● Selected excerpt:
Accenture also anticipated digital-twin technology to catalyse digital HR (human resources) strategies. “The employee digital double, combined with artificial intelligence and aligned with HR, talent and business strategies can help maximize business and employee performance, optimise the employee experience (EX), and ultimately improve service levels and competitiveness,” the consulting firm noted.

Given the rapidly expanding digital landscape within financial services, moreover, there is much anticipation over just how transformative digital twins could end up being for the industry. For instance, with customers flowing into bank branches, their activities can be monitored through their smartphones and IoT devices. According to Microsoft, digital twins can identify customers and collect data that enable banks to optimally design their branches in alignment with customer traffic flows.

Targeted advertisements can also be delivered when companies know who and where their customers are, as recently explained by Microsoft digital advisor Andrew Comas. “For example, take a customer who has opted in to having their presence and social media monitored. A digital display in the branch detects the customer’s mobile phone passing by. The digital twin has noticed credit card purchases for new-born items such as a crib and a stroller. It has also checked their social media accounts and sees that they’re expecting a new baby,” Comas described in late October. “On social media, the digital twin sees that a couple will soon have an empty nest. They are probably downsizing, looking for a smaller, more manageable home. By integrating branch data with bank data, new marketing and business opportunities emerge.”

● Records provided:

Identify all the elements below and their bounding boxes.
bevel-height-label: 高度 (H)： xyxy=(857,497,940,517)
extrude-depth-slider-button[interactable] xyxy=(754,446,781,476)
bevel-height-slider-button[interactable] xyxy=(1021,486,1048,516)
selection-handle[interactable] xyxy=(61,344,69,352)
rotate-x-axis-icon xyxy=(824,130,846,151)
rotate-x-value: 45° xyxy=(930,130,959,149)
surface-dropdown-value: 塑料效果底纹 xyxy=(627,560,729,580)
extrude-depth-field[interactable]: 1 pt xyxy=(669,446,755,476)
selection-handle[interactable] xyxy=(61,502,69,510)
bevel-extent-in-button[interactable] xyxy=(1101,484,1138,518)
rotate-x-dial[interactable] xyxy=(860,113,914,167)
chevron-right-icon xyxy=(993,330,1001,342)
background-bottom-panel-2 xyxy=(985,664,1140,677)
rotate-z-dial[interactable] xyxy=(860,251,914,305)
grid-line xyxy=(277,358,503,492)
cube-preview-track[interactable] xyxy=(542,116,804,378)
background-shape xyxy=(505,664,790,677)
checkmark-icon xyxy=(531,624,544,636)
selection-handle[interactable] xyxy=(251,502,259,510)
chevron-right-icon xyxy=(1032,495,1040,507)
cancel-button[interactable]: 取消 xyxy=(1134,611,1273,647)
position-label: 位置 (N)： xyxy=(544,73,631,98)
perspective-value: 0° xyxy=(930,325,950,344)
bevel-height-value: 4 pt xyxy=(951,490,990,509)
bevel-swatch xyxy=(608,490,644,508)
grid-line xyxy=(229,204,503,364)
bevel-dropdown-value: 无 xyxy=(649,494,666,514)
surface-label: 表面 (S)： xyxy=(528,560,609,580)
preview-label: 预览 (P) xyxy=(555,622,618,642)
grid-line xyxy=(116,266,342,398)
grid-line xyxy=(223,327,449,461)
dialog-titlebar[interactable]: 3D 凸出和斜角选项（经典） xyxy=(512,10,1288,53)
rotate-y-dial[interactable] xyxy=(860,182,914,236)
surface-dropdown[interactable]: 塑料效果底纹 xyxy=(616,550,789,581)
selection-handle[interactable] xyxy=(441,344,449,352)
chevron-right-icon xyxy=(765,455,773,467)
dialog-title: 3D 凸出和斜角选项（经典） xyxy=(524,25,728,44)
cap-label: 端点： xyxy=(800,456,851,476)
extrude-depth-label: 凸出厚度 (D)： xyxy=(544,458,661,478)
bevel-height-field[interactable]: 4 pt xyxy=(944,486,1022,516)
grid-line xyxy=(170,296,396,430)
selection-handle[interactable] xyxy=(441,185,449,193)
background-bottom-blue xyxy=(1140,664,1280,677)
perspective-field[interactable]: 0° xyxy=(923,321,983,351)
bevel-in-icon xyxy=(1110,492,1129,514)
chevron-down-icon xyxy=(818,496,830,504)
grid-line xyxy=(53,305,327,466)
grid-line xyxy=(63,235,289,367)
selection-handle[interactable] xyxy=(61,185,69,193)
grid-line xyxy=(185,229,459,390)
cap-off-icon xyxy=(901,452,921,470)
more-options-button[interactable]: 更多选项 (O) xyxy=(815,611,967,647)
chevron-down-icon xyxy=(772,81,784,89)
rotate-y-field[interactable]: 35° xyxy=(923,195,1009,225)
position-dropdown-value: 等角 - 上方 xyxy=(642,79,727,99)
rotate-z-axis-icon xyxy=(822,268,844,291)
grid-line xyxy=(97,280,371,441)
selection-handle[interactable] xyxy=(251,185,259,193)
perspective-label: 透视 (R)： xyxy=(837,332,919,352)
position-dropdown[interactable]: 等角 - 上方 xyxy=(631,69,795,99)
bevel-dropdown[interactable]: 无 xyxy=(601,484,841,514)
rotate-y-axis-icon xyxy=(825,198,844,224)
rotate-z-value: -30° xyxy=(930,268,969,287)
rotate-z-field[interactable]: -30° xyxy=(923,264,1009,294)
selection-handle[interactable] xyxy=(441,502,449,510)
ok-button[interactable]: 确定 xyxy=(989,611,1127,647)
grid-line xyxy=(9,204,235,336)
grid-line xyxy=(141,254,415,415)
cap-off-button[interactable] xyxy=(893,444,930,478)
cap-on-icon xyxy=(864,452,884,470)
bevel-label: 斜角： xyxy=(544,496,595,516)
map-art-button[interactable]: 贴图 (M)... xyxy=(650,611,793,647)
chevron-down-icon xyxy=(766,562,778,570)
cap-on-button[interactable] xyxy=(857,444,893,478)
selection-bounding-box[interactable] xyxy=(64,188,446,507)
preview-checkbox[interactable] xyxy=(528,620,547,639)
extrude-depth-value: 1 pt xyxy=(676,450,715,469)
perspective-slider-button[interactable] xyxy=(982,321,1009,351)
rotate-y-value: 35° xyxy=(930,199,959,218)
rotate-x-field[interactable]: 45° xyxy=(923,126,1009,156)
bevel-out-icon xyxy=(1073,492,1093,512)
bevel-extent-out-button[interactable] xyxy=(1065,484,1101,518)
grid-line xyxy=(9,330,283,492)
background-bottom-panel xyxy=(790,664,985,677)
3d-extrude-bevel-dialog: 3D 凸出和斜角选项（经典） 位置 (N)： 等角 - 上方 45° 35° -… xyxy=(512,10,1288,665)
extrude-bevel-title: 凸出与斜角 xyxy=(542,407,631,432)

● What is required:
In the passage on digital twins in financial services, what does Microsoft say the data collected by digital twins enable banks to do?

● Exercise output:
It enables banks to design their branches optimally, in alignment with customer traffic flows.